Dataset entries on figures

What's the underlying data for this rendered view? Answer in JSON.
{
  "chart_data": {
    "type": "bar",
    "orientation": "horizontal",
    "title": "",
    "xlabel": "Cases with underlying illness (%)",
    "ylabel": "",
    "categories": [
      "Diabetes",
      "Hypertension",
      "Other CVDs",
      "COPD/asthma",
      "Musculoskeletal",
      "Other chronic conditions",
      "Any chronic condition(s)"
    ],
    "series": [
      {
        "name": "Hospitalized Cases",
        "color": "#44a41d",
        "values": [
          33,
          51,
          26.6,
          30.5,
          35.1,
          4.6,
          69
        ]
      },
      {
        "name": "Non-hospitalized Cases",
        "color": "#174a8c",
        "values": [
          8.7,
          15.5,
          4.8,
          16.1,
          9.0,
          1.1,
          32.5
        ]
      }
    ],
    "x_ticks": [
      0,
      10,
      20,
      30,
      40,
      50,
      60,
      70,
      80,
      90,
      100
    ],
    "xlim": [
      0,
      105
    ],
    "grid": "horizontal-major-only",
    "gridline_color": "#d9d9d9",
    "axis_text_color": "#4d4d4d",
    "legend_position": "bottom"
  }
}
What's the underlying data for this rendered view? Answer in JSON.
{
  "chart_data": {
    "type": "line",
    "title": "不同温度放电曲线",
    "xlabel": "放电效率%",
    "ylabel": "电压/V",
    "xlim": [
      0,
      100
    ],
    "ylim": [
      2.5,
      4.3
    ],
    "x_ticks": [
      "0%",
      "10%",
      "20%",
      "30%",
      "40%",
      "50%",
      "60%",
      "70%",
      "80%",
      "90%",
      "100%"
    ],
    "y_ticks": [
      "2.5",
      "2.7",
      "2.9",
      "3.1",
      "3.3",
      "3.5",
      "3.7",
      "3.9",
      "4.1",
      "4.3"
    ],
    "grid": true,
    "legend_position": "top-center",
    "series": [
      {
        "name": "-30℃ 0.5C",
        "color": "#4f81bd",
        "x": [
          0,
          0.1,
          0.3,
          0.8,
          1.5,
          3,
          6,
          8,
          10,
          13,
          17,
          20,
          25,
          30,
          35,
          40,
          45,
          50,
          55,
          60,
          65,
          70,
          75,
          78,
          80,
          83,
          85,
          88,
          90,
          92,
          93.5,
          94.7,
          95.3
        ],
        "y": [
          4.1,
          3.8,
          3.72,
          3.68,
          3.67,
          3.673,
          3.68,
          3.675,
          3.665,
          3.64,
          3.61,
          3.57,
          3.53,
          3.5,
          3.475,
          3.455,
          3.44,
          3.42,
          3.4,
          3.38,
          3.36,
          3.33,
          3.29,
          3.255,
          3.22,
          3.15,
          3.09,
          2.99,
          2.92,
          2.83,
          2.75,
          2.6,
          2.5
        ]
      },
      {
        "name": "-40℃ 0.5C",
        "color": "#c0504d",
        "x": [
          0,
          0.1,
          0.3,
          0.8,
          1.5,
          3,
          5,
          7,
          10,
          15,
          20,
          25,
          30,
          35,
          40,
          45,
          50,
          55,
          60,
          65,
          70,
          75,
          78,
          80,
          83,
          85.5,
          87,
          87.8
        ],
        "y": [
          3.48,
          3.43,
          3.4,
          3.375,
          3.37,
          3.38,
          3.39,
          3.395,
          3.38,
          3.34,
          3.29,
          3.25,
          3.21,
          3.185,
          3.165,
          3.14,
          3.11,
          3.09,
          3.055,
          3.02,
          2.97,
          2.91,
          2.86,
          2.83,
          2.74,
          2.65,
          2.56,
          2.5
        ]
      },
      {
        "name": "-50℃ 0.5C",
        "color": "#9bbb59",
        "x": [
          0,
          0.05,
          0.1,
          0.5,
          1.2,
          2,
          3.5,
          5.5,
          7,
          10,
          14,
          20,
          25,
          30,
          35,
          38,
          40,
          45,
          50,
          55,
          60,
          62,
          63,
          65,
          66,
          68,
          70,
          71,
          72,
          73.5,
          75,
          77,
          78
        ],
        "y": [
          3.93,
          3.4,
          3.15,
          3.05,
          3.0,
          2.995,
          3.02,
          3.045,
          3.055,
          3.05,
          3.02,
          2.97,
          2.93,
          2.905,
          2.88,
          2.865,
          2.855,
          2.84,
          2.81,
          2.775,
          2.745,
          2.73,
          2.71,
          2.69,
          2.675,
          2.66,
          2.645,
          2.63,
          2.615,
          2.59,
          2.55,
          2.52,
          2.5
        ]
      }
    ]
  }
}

▸ Given problem:
The records above need to be transcribed in full. Keep every character unchanged.

▸ Result:
What's the underlying data for this rendered view? Answer in JSON.
{
  "chart_data": {
    "type": "bar",
    "orientation": "horizontal",
    "title": "",
    "xlabel": "Cases with underlying illness (%)",
    "ylabel": "",
    "categories": [
      "Diabetes",
      "Hypertension",
      "Other CVDs",
      "COPD/asthma",
      "Musculoskeletal",
      "Other chronic conditions",
      "Any chronic condition(s)"
    ],
    "series": [
      {
        "name": "Hospitalized Cases",
        "color": "#44a41d",
        "values": [
          33,
          51,
          26.6,
          30.5,
          35.1,
          4.6,
          69
        ]
      },
      {
        "name": "Non-hospitalized Cases",
        "color": "#174a8c",
        "values": [
          8.7,
          15.5,
          4.8,
          16.1,
          9.0,
          1.1,
          32.5
        ]
      }
    ],
    "x_ticks": [
      0,
      10,
      20,
      30,
      40,
      50,
      60,
      70,
      80,
      90,
      100
    ],
    "xlim": [
      0,
      105
    ],
    "grid": "horizontal-major-only",
    "gridline_color": "#d9d9d9",
    "axis_text_color": "#4d4d4d",
    "legend_position": "bottom"
  }
}
What's the underlying data for this rendered view? Answer in JSON.
{
  "chart_data": {
    "type": "line",
    "title": "不同温度放电曲线",
    "xlabel": "放电效率%",
    "ylabel": "电压/V",
    "xlim": [
      0,
      100
    ],
    "ylim": [
      2.5,
      4.3
    ],
    "x_ticks": [
      "0%",
      "10%",
      "20%",
      "30%",
      "40%",
      "50%",
      "60%",
      "70%",
      "80%",
      "90%",
      "100%"
    ],
    "y_ticks": [
      "2.5",
      "2.7",
      "2.9",
      "3.1",
      "3.3",
      "3.5",
      "3.7",
      "3.9",
      "4.1",
      "4.3"
    ],
    "grid": true,
    "legend_position": "top-center",
    "series": [
      {
        "name": "-30℃ 0.5C",
        "color": "#4f81bd",
        "x": [
          0,
          0.1,
          0.3,
          0.8,
          1.5,
          3,
          6,
          8,
          10,
          13,
          17,
          20,
          25,
          30,
          35,
          40,
          45,
          50,
          55,
          60,
          65,
          70,
          75,
          78,
          80,
          83,
          85,
          88,
          90,
          92,
          93.5,
          94.7,
          95.3
        ],
        "y": [
          4.1,
          3.8,
          3.72,
          3.68,
          3.67,
          3.673,
          3.68,
          3.675,
          3.665,
          3.64,
          3.61,
          3.57,
          3.53,
          3.5,
          3.475,
          3.455,
          3.44,
          3.42,
          3.4,
          3.38,
          3.36,
          3.33,
          3.29,
          3.255,
          3.22,
          3.15,
          3.09,
          2.99,
          2.92,
          2.83,
          2.75,
          2.6,
          2.5
        ]
      },
      {
        "name": "-40℃ 0.5C",
        "color": "#c0504d",
        "x": [
          0,
          0.1,
          0.3,
          0.8,
          1.5,
          3,
          5,
          7,
          10,
          15,
          20,
          25,
          30,
          35,
          40,
          45,
          50,
          55,
          60,
          65,
          70,
          75,
          78,
          80,
          83,
          85.5,
          87,
          87.8
        ],
        "y": [
          3.48,
          3.43,
          3.4,
          3.375,
          3.37,
          3.38,
          3.39,
          3.395,
          3.38,
          3.34,
          3.29,
          3.25,
          3.21,
          3.185,
          3.165,
          3.14,
          3.11,
          3.09,
          3.055,
          3.02,
          2.97,
          2.91,
          2.86,
          2.83,
          2.74,
          2.65,
          2.56,
          2.5
        ]
      },
      {
        "name": "-50℃ 0.5C",
        "color": "#9bbb59",
        "x": [
          0,
          0.05,
          0.1,
          0.5,
          1.2,
          2,
          3.5,
          5.5,
          7,
          10,
          14,
          20,
          25,
          30,
          35,
          38,
          40,
          45,
          50,
          55,
          60,
          62,
          63,
          65,
          66,
          68,
          70,
          71,
          72,
          73.5,
          75,
          77,
          78
        ],
        "y": [
          3.93,
          3.4,
          3.15,
          3.05,
          3.0,
          2.995,
          3.02,
          3.045,
          3.055,
          3.05,
          3.02,
          2.97,
          2.93,
          2.905,
          2.88,
          2.865,
          2.855,
          2.84,
          2.81,
          2.775,
          2.745,
          2.73,
          2.71,
          2.69,
          2.675,
          2.66,
          2.645,
          2.63,
          2.615,
          2.59,
          2.55,
          2.52,
          2.5
        ]
      }
    ]
  }
}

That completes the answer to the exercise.